## Article:
* * * * *

[bksvol-discuss] Re: My Complete Proofreading Process

  • From: "Mayrie ReNae" <mayrierenae@xxxxxxxxx>
  • To: <bksvol-discuss@xxxxxxxxxxxxx>
  • Date: Mon, 16 Mar 2009 10:27:41 -0700

Hi Alyssa,

        Opperator defined page numbers are only announced, not printed in
the text.  And getting rid of blank lines the way that I do does not get rid
of the kinds of things that you are talking about, just blank lines in
profusion.  I leave the white space, just reduce it to one blank line, not
say, six, if that is what the OCR thought it saw.

        However, word of warning.  If you want to preserve white space
between sections in a book that will be in the Bookshare collection, you'll
need to put this * * * on the blank line, or the stripper will get rid of
the blank line. The stripper gets rid of tabs, extra spaces, and blank lines
after it rescues the page numbers.  

Mayrie

 

-----Original Message-----
From: bksvol-discuss-bounce@xxxxxxxxxxxxx
[mailto:bksvol-discuss-bounce@xxxxxxxxxxxxx] On Behalf Of Alyssa
Sent: Monday, March 16, 2009 9:02 AM
To: bksvol-discuss@xxxxxxxxxxxxx
Subject: [bksvol-discuss] Re: My Complete Proofreading Process

I will be saving this list, but I do have two questions!

First of all, can't you give operator-defined page numbers throughout the
entire file so that you do not have to manually place them at the top of
each page?

Secondly, if you deleted some blank lines, wouldn't that take them away from
areas in the book that need them. To give you an example of what I am
referring to, in a book I am proofing right now, there are blank lines
between different settings within the same chapter. A character may be in
the park, and the next line, the book is referring to totally different
characters in another location. Does this make sense?


 
-Alyssa

-----Original Message-----
From: bksvol-discuss-bounce@xxxxxxxxxxxxx
[mailto:bksvol-discuss-bounce@xxxxxxxxxxxxx] On Behalf Of
mayrierenae@xxxxxxxxx
Sent: Sunday, March 15, 2009 6:48 PM
To: bksvol-discuss@xxxxxxxxxxxxx
Subject: [bksvol-discuss] My Complete Proofreading Process

MY COMPLETE PROOFREADING PROCESS

        Okay, I did everything that I do to a book to prepare it for
submission to Bookshare today short of reading it and documented the time it
took.  (Someone originally wanted to know how long I spend.) The total minus
actually reading the book was four and a half hours.  One hour of that was
spent in recognition that I did while eating and doing laundry.  Probably
not necessary to count that, laugh.  But I included it anyway. So, here you
go.

The book had 292 pages including back cover, jacket flaps, preliminary
pages, and, of course, the text of the book. I'll tell you in general what I
did, and how long it took, then elaborate on the particular process. As has
been said before, not everyone's process is the same, and there are probably
at least three ways to achieve any given result.  This is what I did with
this particular book, and my process might vary slightly from book to book,
but here is what I did.

* * * * *

In the proofreading thread, why does Mayrie advise putting * * * on the blank line between sections? Answer in one to three sentences.

## Excerpted data:
* * * * *

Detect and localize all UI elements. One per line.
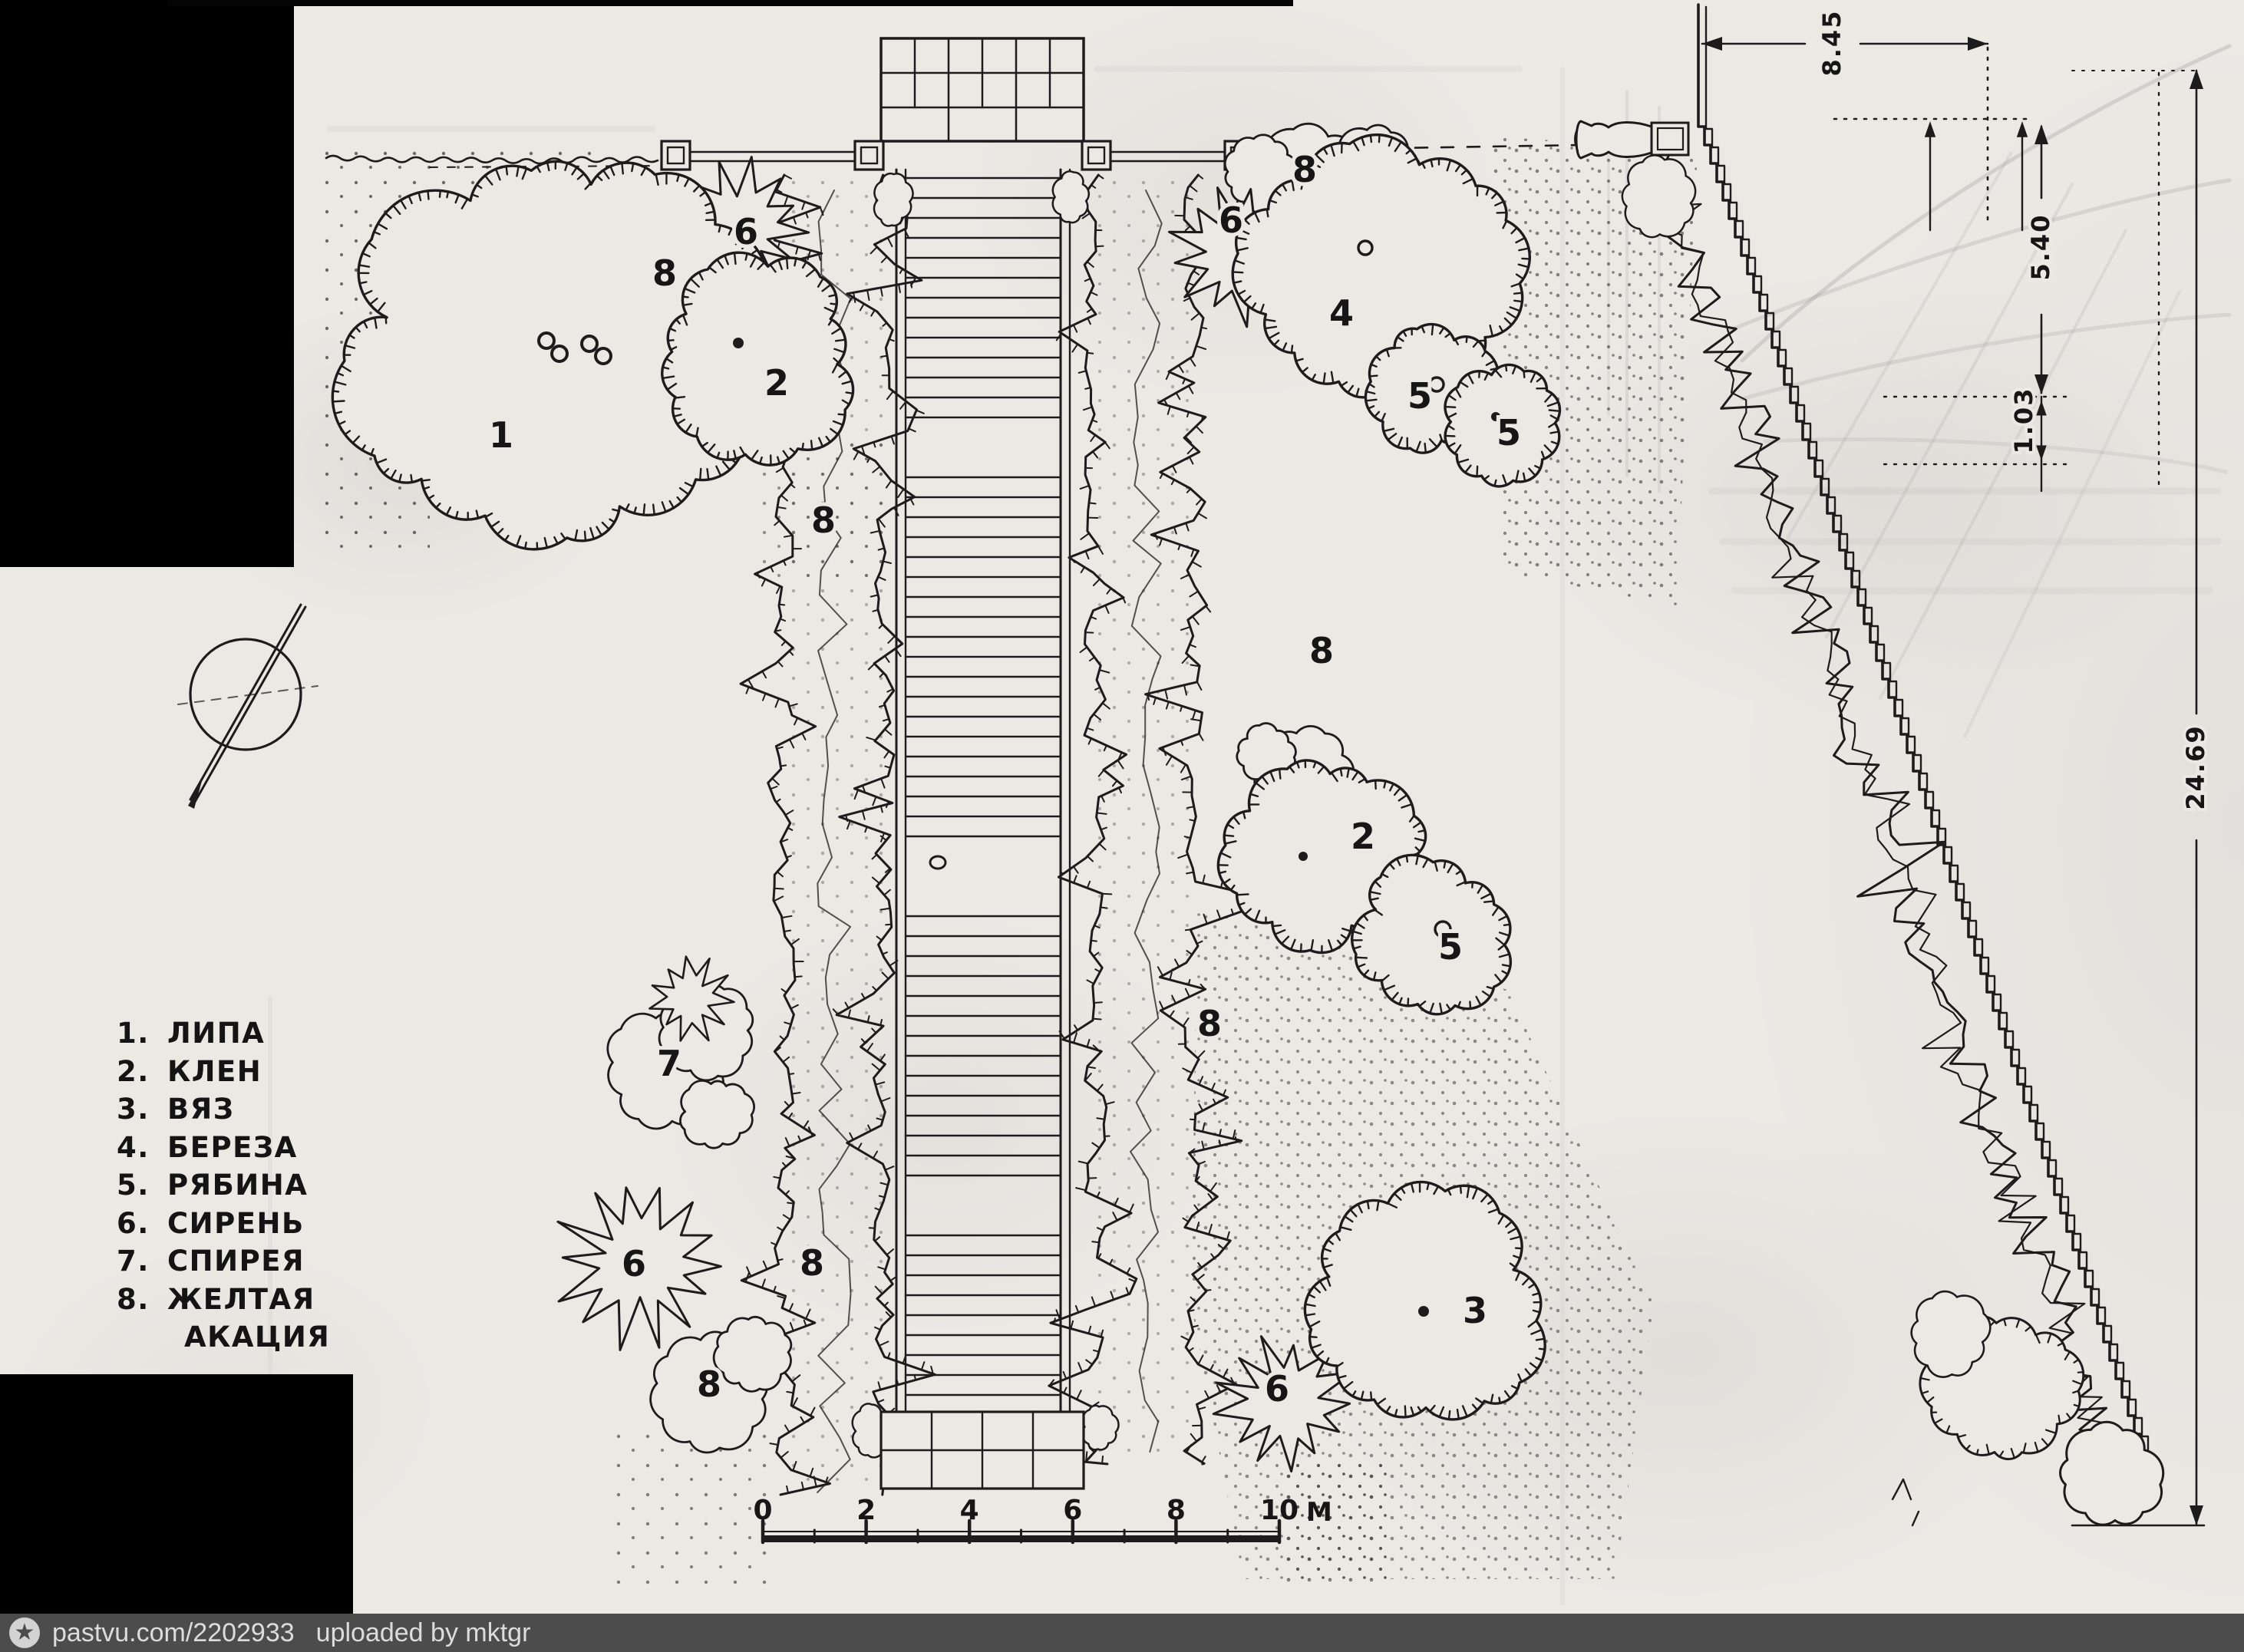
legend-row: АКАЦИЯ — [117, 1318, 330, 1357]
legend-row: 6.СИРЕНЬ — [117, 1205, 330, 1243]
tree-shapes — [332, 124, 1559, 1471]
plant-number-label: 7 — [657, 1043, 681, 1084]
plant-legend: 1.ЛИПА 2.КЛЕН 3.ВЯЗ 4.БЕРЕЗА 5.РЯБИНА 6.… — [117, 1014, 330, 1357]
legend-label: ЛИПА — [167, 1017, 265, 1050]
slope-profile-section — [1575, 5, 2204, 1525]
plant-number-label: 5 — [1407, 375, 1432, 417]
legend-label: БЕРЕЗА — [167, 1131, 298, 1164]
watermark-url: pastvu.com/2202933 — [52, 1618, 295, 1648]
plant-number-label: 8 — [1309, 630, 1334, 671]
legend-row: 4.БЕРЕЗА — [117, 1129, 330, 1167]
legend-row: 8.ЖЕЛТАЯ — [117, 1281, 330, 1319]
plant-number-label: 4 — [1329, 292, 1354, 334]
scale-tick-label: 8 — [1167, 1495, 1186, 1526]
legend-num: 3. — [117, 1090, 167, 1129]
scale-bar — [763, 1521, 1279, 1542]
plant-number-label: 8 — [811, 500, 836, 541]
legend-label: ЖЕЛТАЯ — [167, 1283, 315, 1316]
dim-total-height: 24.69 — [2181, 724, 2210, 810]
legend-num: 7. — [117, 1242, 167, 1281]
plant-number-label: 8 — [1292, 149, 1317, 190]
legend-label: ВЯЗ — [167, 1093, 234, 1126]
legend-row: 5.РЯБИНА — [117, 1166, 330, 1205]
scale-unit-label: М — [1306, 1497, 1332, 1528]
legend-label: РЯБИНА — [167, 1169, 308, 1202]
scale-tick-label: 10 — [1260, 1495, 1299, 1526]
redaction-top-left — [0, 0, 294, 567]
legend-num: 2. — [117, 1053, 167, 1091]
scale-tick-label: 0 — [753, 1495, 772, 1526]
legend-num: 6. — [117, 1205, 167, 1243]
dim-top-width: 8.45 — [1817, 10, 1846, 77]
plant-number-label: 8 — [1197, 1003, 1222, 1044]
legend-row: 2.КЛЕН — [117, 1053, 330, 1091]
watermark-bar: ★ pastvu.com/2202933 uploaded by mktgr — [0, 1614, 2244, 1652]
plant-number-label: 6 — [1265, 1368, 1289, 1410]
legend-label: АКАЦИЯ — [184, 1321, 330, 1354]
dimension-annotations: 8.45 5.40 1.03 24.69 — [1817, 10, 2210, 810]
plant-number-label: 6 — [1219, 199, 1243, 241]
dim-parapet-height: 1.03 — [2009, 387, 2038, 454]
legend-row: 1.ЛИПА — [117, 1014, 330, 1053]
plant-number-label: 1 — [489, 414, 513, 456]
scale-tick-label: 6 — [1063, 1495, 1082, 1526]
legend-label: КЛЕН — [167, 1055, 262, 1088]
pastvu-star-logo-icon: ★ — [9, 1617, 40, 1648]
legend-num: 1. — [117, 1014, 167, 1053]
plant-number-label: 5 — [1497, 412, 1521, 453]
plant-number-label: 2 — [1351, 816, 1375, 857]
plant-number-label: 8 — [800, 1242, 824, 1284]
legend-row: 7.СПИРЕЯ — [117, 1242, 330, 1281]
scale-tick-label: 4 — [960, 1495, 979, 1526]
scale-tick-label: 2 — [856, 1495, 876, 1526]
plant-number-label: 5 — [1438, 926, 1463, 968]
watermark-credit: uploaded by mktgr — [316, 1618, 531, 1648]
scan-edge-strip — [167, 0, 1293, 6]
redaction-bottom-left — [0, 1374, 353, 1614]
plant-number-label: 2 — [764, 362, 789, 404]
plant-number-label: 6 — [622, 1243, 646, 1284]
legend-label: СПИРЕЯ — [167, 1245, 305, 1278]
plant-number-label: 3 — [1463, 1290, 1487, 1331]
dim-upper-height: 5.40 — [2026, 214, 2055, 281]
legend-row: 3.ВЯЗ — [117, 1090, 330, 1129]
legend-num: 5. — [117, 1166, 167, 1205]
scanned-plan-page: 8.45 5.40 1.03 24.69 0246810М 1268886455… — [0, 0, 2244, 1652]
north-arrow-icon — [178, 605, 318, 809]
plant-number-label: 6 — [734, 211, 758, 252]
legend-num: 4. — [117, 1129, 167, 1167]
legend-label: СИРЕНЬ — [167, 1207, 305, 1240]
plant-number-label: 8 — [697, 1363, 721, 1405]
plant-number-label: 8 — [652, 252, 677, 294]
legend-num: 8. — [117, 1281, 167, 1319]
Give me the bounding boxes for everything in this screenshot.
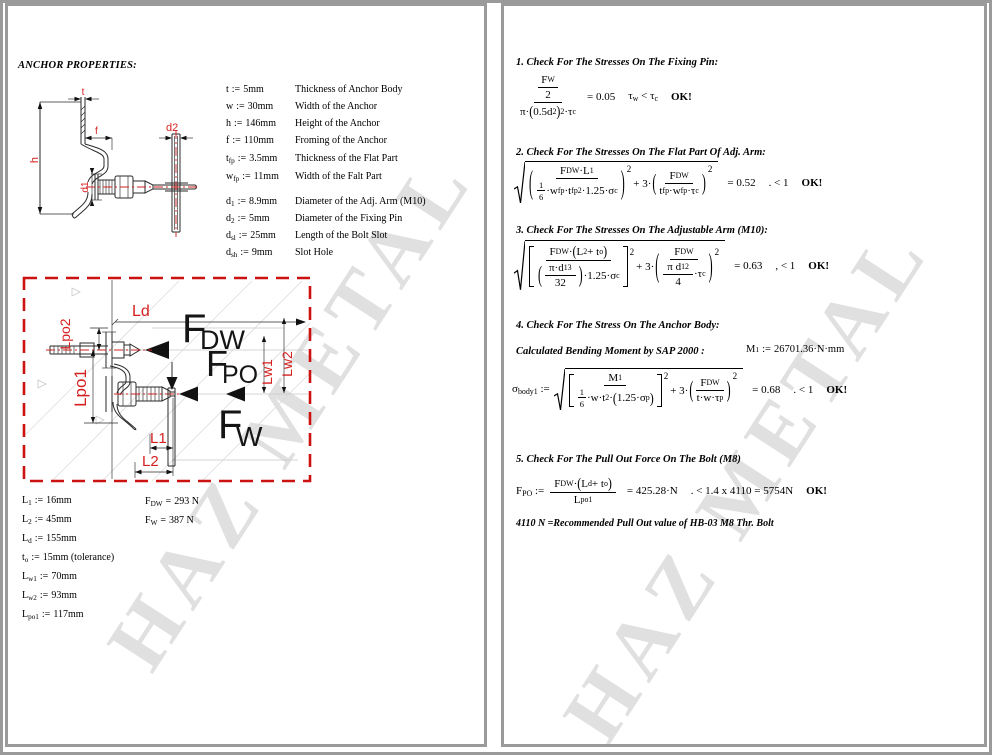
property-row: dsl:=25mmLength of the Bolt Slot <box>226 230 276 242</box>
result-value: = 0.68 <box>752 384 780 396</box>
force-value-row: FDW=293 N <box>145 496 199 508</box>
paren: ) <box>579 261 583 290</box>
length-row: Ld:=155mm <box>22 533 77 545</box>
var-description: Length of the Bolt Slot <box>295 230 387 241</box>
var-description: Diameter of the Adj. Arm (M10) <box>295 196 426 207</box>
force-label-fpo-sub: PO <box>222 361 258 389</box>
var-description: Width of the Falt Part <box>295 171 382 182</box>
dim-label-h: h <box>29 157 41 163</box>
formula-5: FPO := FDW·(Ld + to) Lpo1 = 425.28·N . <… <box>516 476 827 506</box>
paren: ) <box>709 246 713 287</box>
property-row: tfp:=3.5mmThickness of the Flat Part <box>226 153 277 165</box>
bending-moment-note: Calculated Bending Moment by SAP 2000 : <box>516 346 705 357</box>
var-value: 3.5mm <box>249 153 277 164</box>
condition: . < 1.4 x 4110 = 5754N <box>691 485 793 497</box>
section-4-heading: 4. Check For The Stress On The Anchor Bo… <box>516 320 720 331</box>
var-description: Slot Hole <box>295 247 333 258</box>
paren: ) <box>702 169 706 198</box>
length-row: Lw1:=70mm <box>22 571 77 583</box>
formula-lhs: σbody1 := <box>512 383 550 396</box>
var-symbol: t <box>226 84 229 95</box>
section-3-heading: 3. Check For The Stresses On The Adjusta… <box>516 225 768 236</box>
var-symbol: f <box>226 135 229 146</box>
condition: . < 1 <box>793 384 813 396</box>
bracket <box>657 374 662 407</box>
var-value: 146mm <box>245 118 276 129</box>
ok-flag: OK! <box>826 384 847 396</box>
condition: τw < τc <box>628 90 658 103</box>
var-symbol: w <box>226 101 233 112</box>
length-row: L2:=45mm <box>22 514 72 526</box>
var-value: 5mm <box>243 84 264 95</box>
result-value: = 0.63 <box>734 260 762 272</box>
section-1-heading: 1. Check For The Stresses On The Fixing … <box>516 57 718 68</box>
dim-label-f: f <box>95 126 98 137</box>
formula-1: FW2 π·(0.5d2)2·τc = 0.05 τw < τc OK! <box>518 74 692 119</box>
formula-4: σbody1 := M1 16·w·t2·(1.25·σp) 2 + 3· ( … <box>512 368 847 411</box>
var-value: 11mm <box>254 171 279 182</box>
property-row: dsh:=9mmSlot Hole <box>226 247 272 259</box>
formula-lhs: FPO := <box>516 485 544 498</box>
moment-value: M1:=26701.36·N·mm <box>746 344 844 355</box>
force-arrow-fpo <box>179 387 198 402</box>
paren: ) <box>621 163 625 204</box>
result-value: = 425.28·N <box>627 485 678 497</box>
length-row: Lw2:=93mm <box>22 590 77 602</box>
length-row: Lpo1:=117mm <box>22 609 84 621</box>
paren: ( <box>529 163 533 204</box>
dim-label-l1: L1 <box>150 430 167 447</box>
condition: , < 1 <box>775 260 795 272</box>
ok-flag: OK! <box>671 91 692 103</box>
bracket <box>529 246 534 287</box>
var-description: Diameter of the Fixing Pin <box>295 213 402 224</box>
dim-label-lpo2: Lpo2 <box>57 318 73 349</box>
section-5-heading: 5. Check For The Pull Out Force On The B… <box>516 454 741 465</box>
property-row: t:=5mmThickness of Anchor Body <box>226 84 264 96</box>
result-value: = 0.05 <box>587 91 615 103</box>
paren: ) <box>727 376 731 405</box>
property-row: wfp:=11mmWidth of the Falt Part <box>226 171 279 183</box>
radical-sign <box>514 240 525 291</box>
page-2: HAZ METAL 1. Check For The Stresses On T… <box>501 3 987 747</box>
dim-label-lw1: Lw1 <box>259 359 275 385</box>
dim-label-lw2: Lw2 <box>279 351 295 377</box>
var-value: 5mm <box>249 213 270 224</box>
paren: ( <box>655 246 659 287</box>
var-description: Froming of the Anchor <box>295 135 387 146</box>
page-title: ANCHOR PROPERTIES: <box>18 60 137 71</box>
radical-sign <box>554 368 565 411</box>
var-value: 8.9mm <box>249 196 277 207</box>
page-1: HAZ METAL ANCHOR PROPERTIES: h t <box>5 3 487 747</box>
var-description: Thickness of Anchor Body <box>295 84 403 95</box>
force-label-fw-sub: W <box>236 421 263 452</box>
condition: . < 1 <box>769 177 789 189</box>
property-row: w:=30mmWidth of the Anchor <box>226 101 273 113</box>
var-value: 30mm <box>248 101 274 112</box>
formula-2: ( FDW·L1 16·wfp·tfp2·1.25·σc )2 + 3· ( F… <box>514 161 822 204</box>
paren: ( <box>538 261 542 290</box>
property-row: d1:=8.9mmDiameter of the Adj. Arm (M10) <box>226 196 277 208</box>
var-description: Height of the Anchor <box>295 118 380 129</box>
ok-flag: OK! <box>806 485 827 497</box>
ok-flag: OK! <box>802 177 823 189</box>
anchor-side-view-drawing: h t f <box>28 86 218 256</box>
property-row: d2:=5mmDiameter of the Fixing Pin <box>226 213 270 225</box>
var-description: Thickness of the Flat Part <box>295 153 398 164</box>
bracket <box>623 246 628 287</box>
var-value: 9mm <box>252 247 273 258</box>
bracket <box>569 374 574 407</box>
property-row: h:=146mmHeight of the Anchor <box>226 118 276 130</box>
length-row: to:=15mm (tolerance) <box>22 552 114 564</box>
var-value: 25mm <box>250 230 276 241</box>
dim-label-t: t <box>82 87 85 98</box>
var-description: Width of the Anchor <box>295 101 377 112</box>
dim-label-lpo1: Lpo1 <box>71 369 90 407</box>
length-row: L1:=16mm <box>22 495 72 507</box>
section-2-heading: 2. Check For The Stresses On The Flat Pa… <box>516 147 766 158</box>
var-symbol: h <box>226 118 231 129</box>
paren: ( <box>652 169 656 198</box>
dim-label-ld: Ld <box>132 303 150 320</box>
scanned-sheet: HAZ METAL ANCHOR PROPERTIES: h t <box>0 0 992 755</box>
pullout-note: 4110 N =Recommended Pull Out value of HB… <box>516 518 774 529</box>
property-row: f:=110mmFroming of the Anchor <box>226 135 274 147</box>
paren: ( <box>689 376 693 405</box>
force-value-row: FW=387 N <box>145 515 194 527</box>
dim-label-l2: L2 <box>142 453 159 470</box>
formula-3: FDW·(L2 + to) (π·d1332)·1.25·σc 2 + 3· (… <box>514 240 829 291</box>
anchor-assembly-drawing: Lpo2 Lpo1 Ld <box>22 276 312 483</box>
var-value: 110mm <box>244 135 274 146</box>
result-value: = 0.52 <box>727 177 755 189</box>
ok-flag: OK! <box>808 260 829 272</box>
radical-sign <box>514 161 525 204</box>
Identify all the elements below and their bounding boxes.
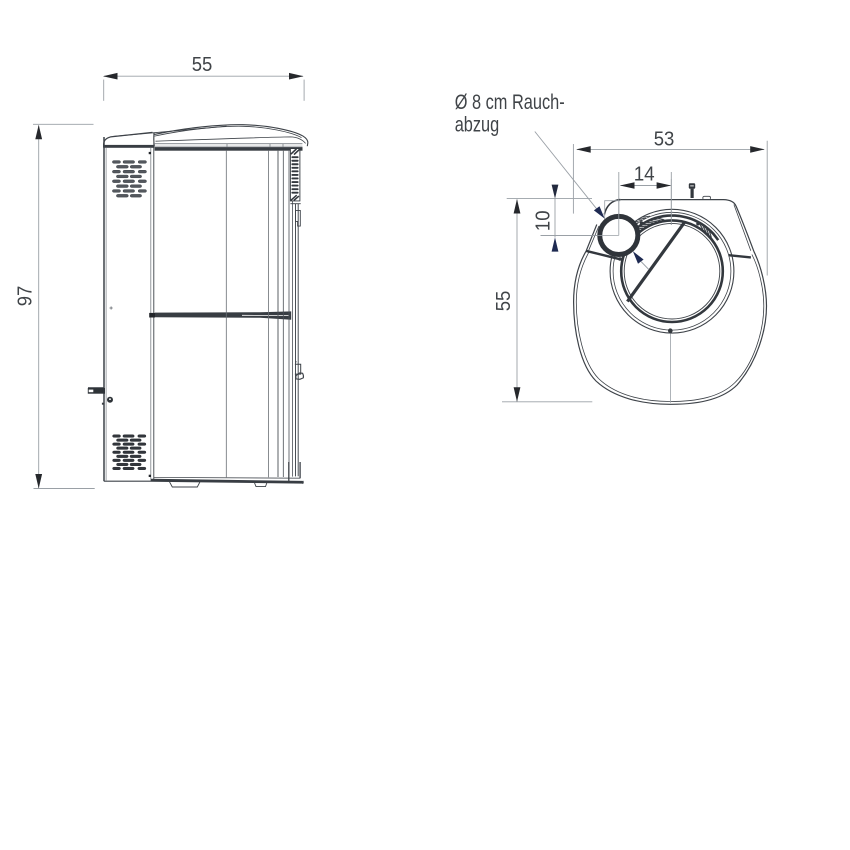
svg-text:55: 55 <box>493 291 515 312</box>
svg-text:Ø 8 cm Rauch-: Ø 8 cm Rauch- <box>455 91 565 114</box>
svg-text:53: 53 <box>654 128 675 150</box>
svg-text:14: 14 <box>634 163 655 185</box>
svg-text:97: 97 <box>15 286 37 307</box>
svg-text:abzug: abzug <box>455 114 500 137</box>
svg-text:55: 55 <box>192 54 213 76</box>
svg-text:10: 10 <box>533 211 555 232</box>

* * * * *

## Task answer:
After rescuing the page numbers, the stripper removes tabs, extra spaces, and blank lines, so an empty line between sections would be deleted. Putting * * * on that line keeps the white space between sections in a book meant for the Bookshare collection.